◆ Work required ◆
Omit the pictures and return every entry exactly as written.

::: Dataset

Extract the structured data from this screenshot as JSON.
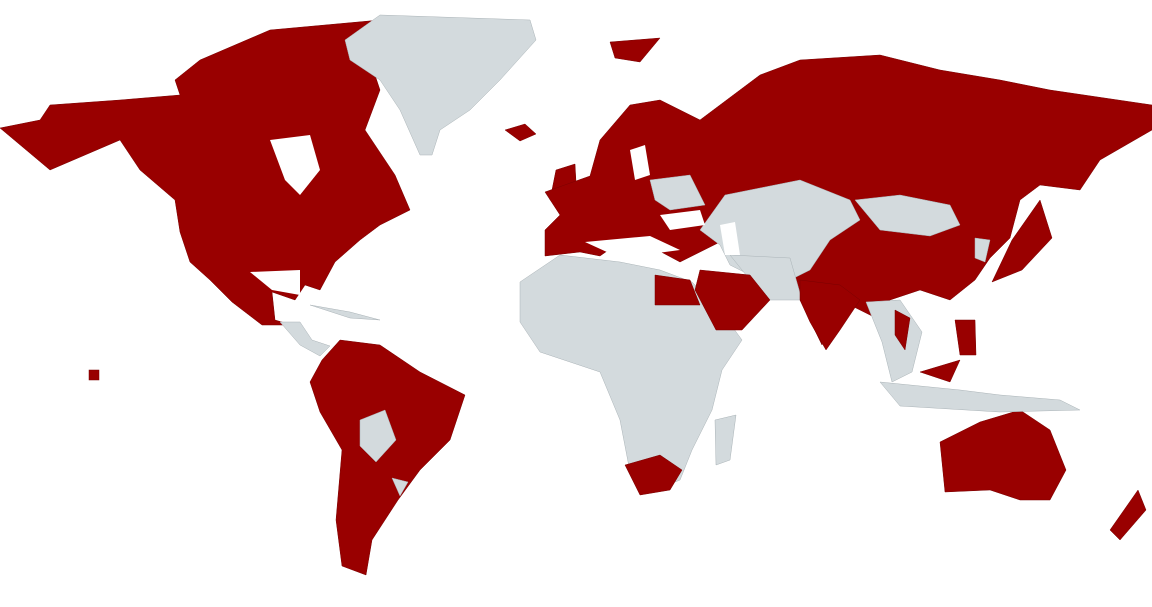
{
  "map": {
    "highlight_color": "#990000",
    "base_color": "#d3dadd",
    "background": "#ffffff",
    "projection": "world"
  }
}
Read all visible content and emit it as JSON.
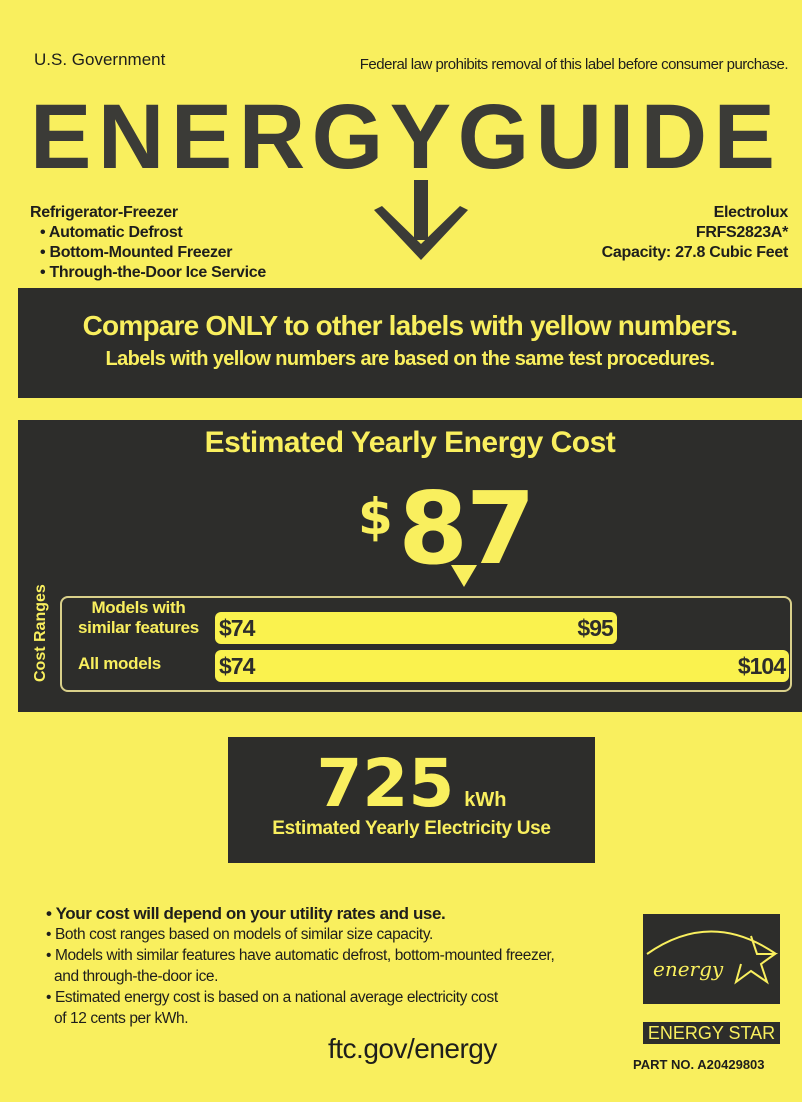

::::::

◆ Final answer ◆
Extract the structured data from this screenshot as JSON.
{
  "map": {
    "highlight_color": "#990000",
    "base_color": "#d3dadd",
    "background": "#ffffff",
    "projection": "world"
  }
}
Read all visible content and emit it as JSON.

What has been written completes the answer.